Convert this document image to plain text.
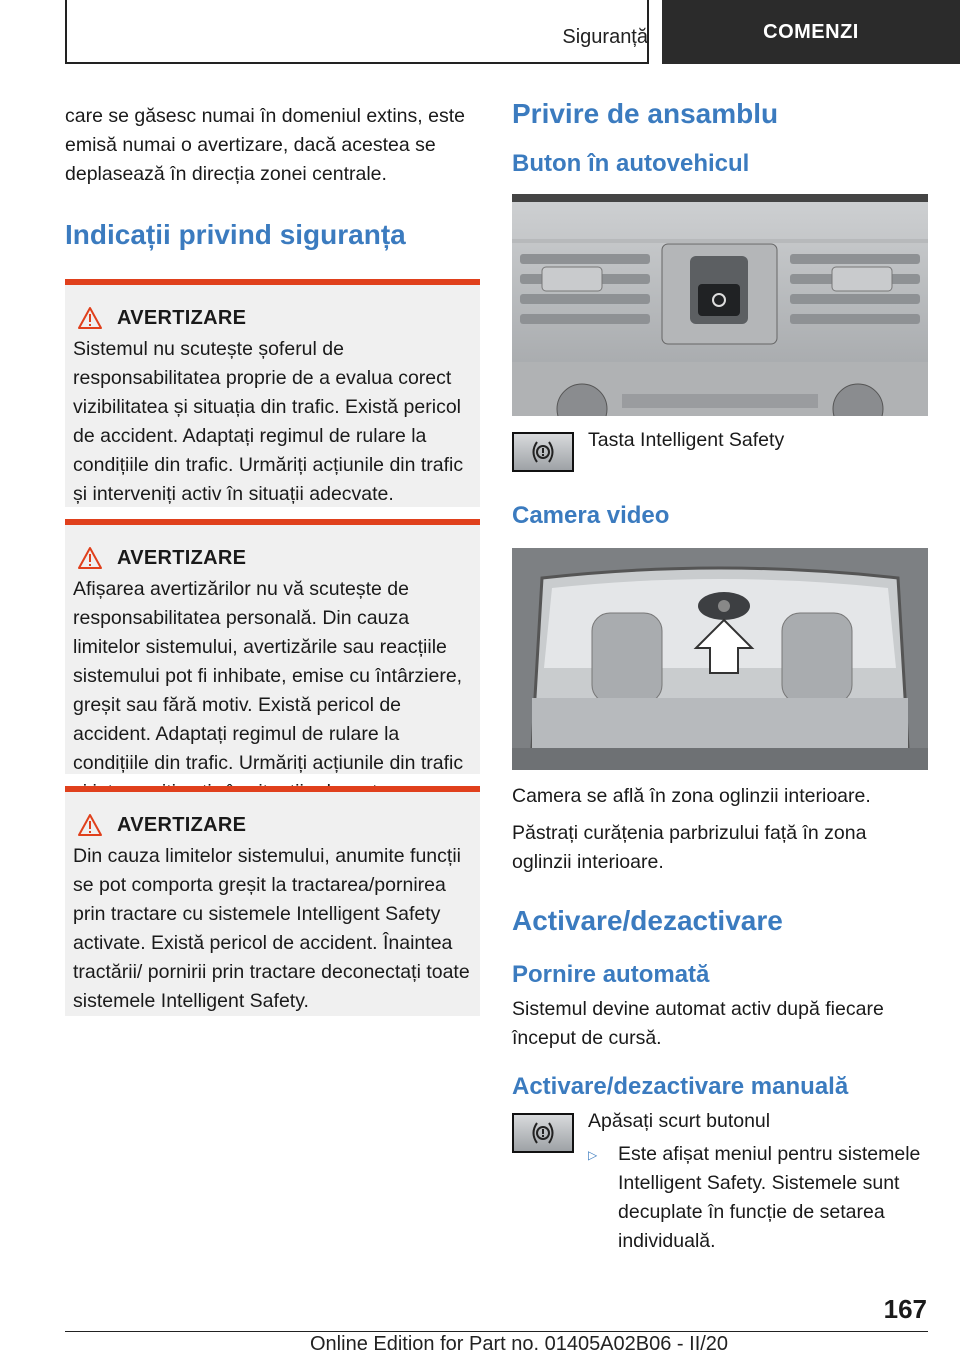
Siguranță	COMENZI

care se găsesc numai în domeniul extins, este emisă numai o avertizare, dacă acestea se deplasează în direcția zonei centrale.

Indicații privind siguranța
AVERTIZARE

Sistemul nu scutește șoferul de responsabilitatea proprie de a evalua corect vizibilitatea și situația din trafic. Există pericol de accident. Adaptați regimul de rulare la condițiile din trafic. Urmăriți acțiunile din trafic și interveniți activ în situații adecvate.

AVERTIZARE

Afișarea avertizărilor nu vă scutește de responsabilitatea personală. Din cauza limitelor sistemului, avertizările sau reacțiile sistemului pot fi inhibate, emise cu întârziere, greșit sau fără motiv. Există pericol de accident. Adaptați regimul de rulare la condițiile din trafic. Urmăriți acțiunile din trafic

AVERTIZARE

Din cauza limitelor sistemului, anumite funcții se pot comporta greșit la tractarea/pornirea prin tractare cu sistemele Intelligent Safety activate. Există pericol de accident. Înaintea tractării/ pornirii prin tractare deconectați toate sistemele Intelligent Safety.

Privire de ansamblu
Buton în autovehicul

Tasta Intelligent Safety

Camera video

Camera se află în zona oglinzii interioare.

Păstrați curățenia parbrizului față în zona oglinzii interioare.

Activare/dezactivare
Pornire automată

Sistemul devine automat activ după fiecare început de cursă.

Activare/dezactivare manuală

Apăsați scurt butonul

▷	Este afișat meniul pentru sistemele Intelligent Safety. Sistemele sunt decuplate în funcție de setarea individuală.

167
Online Edition for Part no. 01405A02B06 - II/20
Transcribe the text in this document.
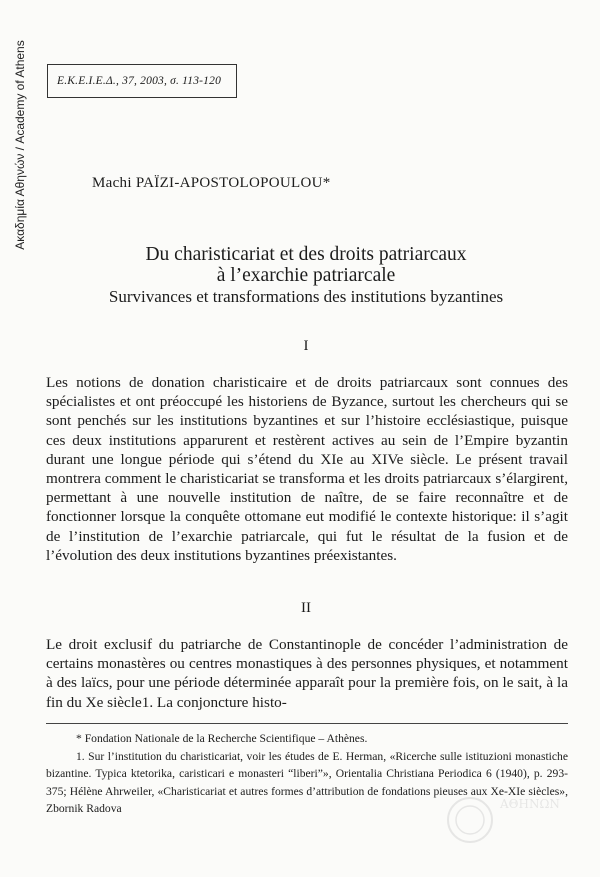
Ακαδημία Αθηνών / Academy of Athens	Ε.Κ.Ε.Ι.Ε.Δ., 37, 2003, σ. 113-120
Machi PAÏZI-APOSTOLOPOULOU*
Du charisticariat et des droits patriarcaux
à l’exarchie patriarcale
Survivances et transformations des institutions byzantines
I
Les notions de donation charisticaire et de droits patriarcaux sont connues des spécialistes et ont préoccupé les historiens de Byzance, surtout les chercheurs qui se sont penchés sur les institutions byzantines et sur l’histoire ecclésiastique, puisque ces deux institutions apparurent et restèrent actives au sein de l’Empire byzantin durant une longue période qui s’étend du XIe au XIVe siècle. Le présent travail montrera comment le charisticariat se transforma et les droits patriarcaux s’élargirent, permettant à une nouvelle institution de naître, de se faire reconnaître et de fonctionner lorsque la conquête ottomane eut modifié le contexte historique: il s’agit de l’institution de l’exarchie patriarcale, qui fut le résultat de la fusion et de l’évolution des deux institutions byzantines préexistantes.
II
Le droit exclusif du patriarche de Constantinople de concéder l’administration de certains monastères ou centres monastiques à des personnes physiques, et notamment à des laïcs, pour une période déterminée apparaît pour la première fois, on le sait, à la fin du Xe siècle1. La conjoncture histo-
* Fondation Nationale de la Recherche Scientifique – Athènes.
1. Sur l’institution du charisticariat, voir les études de E. Herman, «Ricerche sulle istituzioni monastiche bizantine. Typica ktetorika, caristicari e monasteri “liberi”», Orientalia Christiana Periodica 6 (1940), p. 293-375; Hélène Ahrweiler, «Charisticariat et autres formes d’attribution de fondations pieuses aux Xe-XIe siècles», Zbornik Radova	ΑΘΗΝΩΝ
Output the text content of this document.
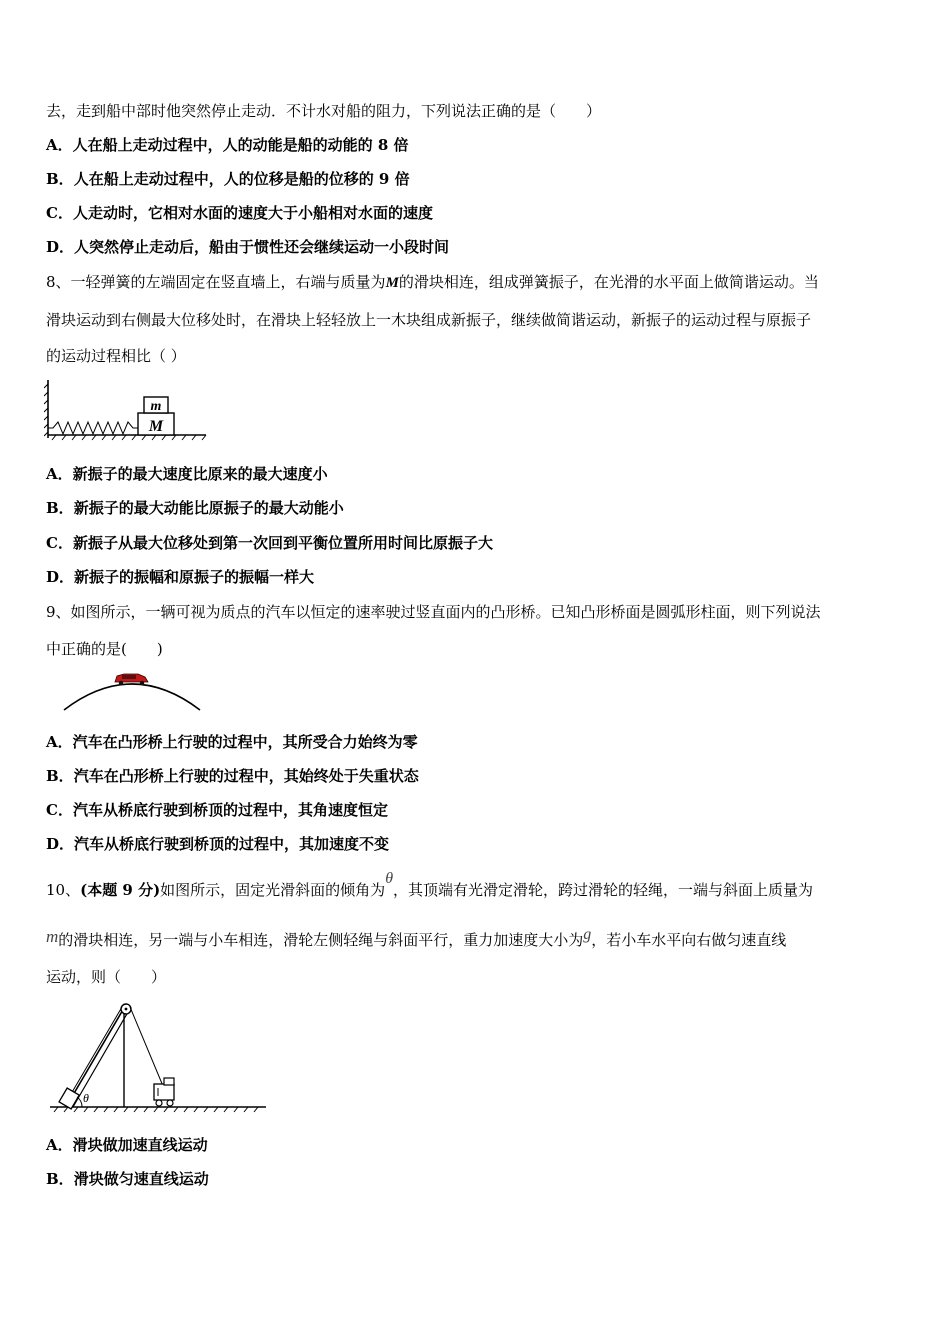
去，走到船中部时他突然停止走动．不计水对船的阻力，下列说法正确的是（　　）
A．人在船上走动过程中，人的动能是船的动能的 8 倍
B．人在船上走动过程中，人的位移是船的位移的 9 倍
C．人走动时，它相对水面的速度大于小船相对水面的速度
D．人突然停止走动后，船由于惯性还会继续运动一小段时间
8、一轻弹簧的左端固定在竖直墙上，右端与质量为M的滑块相连，组成弹簧振子，在光滑的水平面上做简谐运动。当
滑块运动到右侧最大位移处时，在滑块上轻轻放上一木块组成新振子，继续做简谐运动，新振子的运动过程与原振子
的运动过程相比（ ）
M
m
A．新振子的最大速度比原来的最大速度小
B．新振子的最大动能比原振子的最大动能小
C．新振子从最大位移处到第一次回到平衡位置所用时间比原振子大
D．新振子的振幅和原振子的振幅一样大
9、如图所示，一辆可视为质点的汽车以恒定的速率驶过竖直面内的凸形桥。已知凸形桥面是圆弧形柱面，则下列说法
中正确的是(　　)
A．汽车在凸形桥上行驶的过程中，其所受合力始终为零
B．汽车在凸形桥上行驶的过程中，其始终处于失重状态
C．汽车从桥底行驶到桥顶的过程中，其角速度恒定
D．汽车从桥底行驶到桥顶的过程中，其加速度不变
10、(本题 9 分)如图所示，固定光滑斜面的倾角为θ，其顶端有光滑定滑轮，跨过滑轮的轻绳，一端与斜面上质量为
m的滑块相连，另一端与小车相连，滑轮左侧轻绳与斜面平行，重力加速度大小为g，若小车水平向右做匀速直线
运动，则（　　）
θ
A．滑块做加速直线运动
B．滑块做匀速直线运动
+===+
Each record above should come back exactly the same, only without its pictures.

▶ Task response
Convert this document image to plain text.
Siguranță	COMENZI

care se găsesc numai în domeniul extins, este emisă numai o avertizare, dacă acestea se deplasează în direcția zonei centrale.

Indicații privind siguranța
AVERTIZARE

Sistemul nu scutește șoferul de responsabilitatea proprie de a evalua corect vizibilitatea și situația din trafic. Există pericol de accident. Adaptați regimul de rulare la condițiile din trafic. Urmăriți acțiunile din trafic și interveniți activ în situații adecvate.

AVERTIZARE

Afișarea avertizărilor nu vă scutește de responsabilitatea personală. Din cauza limitelor sistemului, avertizările sau reacțiile sistemului pot fi inhibate, emise cu întârziere, greșit sau fără motiv. Există pericol de accident. Adaptați regimul de rulare la condițiile din trafic. Urmăriți acțiunile din trafic

AVERTIZARE

Din cauza limitelor sistemului, anumite funcții se pot comporta greșit la tractarea/pornirea prin tractare cu sistemele Intelligent Safety activate. Există pericol de accident. Înaintea tractării/ pornirii prin tractare deconectați toate sistemele Intelligent Safety.

Privire de ansamblu
Buton în autovehicul

Tasta Intelligent Safety

Camera video

Camera se află în zona oglinzii interioare.

Păstrați curățenia parbrizului față în zona oglinzii interioare.

Activare/dezactivare
Pornire automată

Sistemul devine automat activ după fiecare început de cursă.

Activare/dezactivare manuală

Apăsați scurt butonul

▷	Este afișat meniul pentru sistemele Intelligent Safety. Sistemele sunt decuplate în funcție de setarea individuală.

167
Online Edition for Part no. 01405A02B06 - II/20
Transcribe the text in this document.
Ακαδημία Αθηνών / Academy of Athens	Ε.Κ.Ε.Ι.Ε.Δ., 37, 2003, σ. 113-120
Machi PAÏZI-APOSTOLOPOULOU*
Du charisticariat et des droits patriarcaux
à l’exarchie patriarcale
Survivances et transformations des institutions byzantines
I
Les notions de donation charisticaire et de droits patriarcaux sont connues des spécialistes et ont préoccupé les historiens de Byzance, surtout les chercheurs qui se sont penchés sur les institutions byzantines et sur l’histoire ecclésiastique, puisque ces deux institutions apparurent et restèrent actives au sein de l’Empire byzantin durant une longue période qui s’étend du XIe au XIVe siècle. Le présent travail montrera comment le charisticariat se transforma et les droits patriarcaux s’élargirent, permettant à une nouvelle institution de naître, de se faire reconnaître et de fonctionner lorsque la conquête ottomane eut modifié le contexte historique: il s’agit de l’institution de l’exarchie patriarcale, qui fut le résultat de la fusion et de l’évolution des deux institutions byzantines préexistantes.
II
Le droit exclusif du patriarche de Constantinople de concéder l’administration de certains monastères ou centres monastiques à des personnes physiques, et notamment à des laïcs, pour une période déterminée apparaît pour la première fois, on le sait, à la fin du Xe siècle1. La conjoncture histo-
* Fondation Nationale de la Recherche Scientifique – Athènes.
1. Sur l’institution du charisticariat, voir les études de E. Herman, «Ricerche sulle istituzioni monastiche bizantine. Typica ktetorika, caristicari e monasteri “liberi”», Orientalia Christiana Periodica 6 (1940), p. 293-375; Hélène Ahrweiler, «Charisticariat et autres formes d’attribution de fondations pieuses aux Xe-XIe siècles», Zbornik Radova	ΑΘΗΝΩΝ
Output the text content of this document.
去，走到船中部时他突然停止走动．不计水对船的阻力，下列说法正确的是（　　）
A．人在船上走动过程中，人的动能是船的动能的 8 倍
B．人在船上走动过程中，人的位移是船的位移的 9 倍
C．人走动时，它相对水面的速度大于小船相对水面的速度
D．人突然停止走动后，船由于惯性还会继续运动一小段时间
8、一轻弹簧的左端固定在竖直墙上，右端与质量为M的滑块相连，组成弹簧振子，在光滑的水平面上做简谐运动。当
滑块运动到右侧最大位移处时，在滑块上轻轻放上一木块组成新振子，继续做简谐运动，新振子的运动过程与原振子
的运动过程相比（ ）
M
m
A．新振子的最大速度比原来的最大速度小
B．新振子的最大动能比原振子的最大动能小
C．新振子从最大位移处到第一次回到平衡位置所用时间比原振子大
D．新振子的振幅和原振子的振幅一样大
9、如图所示，一辆可视为质点的汽车以恒定的速率驶过竖直面内的凸形桥。已知凸形桥面是圆弧形柱面，则下列说法
中正确的是(　　)
A．汽车在凸形桥上行驶的过程中，其所受合力始终为零
B．汽车在凸形桥上行驶的过程中，其始终处于失重状态
C．汽车从桥底行驶到桥顶的过程中，其角速度恒定
D．汽车从桥底行驶到桥顶的过程中，其加速度不变
10、(本题 9 分)如图所示，固定光滑斜面的倾角为θ，其顶端有光滑定滑轮，跨过滑轮的轻绳，一端与斜面上质量为
m的滑块相连，另一端与小车相连，滑轮左侧轻绳与斜面平行，重力加速度大小为g，若小车水平向右做匀速直线
运动，则（　　）
θ
A．滑块做加速直线运动
B．滑块做匀速直线运动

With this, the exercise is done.